== Records for processing ==

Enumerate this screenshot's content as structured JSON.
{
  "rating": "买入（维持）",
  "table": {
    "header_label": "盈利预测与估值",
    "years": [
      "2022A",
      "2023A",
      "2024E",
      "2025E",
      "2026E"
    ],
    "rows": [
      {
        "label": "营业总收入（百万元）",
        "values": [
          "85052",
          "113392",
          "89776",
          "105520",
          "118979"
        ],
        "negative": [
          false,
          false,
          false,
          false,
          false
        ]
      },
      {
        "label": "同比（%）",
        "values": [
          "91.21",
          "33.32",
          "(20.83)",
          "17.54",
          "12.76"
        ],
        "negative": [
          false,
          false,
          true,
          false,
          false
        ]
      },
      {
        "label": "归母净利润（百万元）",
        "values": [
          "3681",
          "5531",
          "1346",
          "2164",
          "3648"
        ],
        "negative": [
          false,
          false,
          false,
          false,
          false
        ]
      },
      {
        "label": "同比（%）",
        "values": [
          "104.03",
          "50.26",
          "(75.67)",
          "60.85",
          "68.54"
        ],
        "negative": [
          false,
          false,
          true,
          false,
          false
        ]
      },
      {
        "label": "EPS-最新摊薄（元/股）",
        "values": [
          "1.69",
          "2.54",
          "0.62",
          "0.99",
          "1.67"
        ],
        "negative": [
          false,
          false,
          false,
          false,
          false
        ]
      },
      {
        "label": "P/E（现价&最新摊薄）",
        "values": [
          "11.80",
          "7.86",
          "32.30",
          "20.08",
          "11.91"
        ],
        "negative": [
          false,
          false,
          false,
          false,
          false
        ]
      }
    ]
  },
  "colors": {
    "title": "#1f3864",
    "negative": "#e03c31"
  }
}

===

▶ [What the task requires]: Extract the entries above verbatim.

▶ [Output of the exercise]:
Enumerate this screenshot's content as structured JSON.
{
  "rating": "买入（维持）",
  "table": {
    "header_label": "盈利预测与估值",
    "years": [
      "2022A",
      "2023A",
      "2024E",
      "2025E",
      "2026E"
    ],
    "rows": [
      {
        "label": "营业总收入（百万元）",
        "values": [
          "85052",
          "113392",
          "89776",
          "105520",
          "118979"
        ],
        "negative": [
          false,
          false,
          false,
          false,
          false
        ]
      },
      {
        "label": "同比（%）",
        "values": [
          "91.21",
          "33.32",
          "(20.83)",
          "17.54",
          "12.76"
        ],
        "negative": [
          false,
          false,
          true,
          false,
          false
        ]
      },
      {
        "label": "归母净利润（百万元）",
        "values": [
          "3681",
          "5531",
          "1346",
          "2164",
          "3648"
        ],
        "negative": [
          false,
          false,
          false,
          false,
          false
        ]
      },
      {
        "label": "同比（%）",
        "values": [
          "104.03",
          "50.26",
          "(75.67)",
          "60.85",
          "68.54"
        ],
        "negative": [
          false,
          false,
          true,
          false,
          false
        ]
      },
      {
        "label": "EPS-最新摊薄（元/股）",
        "values": [
          "1.69",
          "2.54",
          "0.62",
          "0.99",
          "1.67"
        ],
        "negative": [
          false,
          false,
          false,
          false,
          false
        ]
      },
      {
        "label": "P/E（现价&最新摊薄）",
        "values": [
          "11.80",
          "7.86",
          "32.30",
          "20.08",
          "11.91"
        ],
        "negative": [
          false,
          false,
          false,
          false,
          false
        ]
      }
    ]
  },
  "colors": {
    "title": "#1f3864",
    "negative": "#e03c31"
  }
}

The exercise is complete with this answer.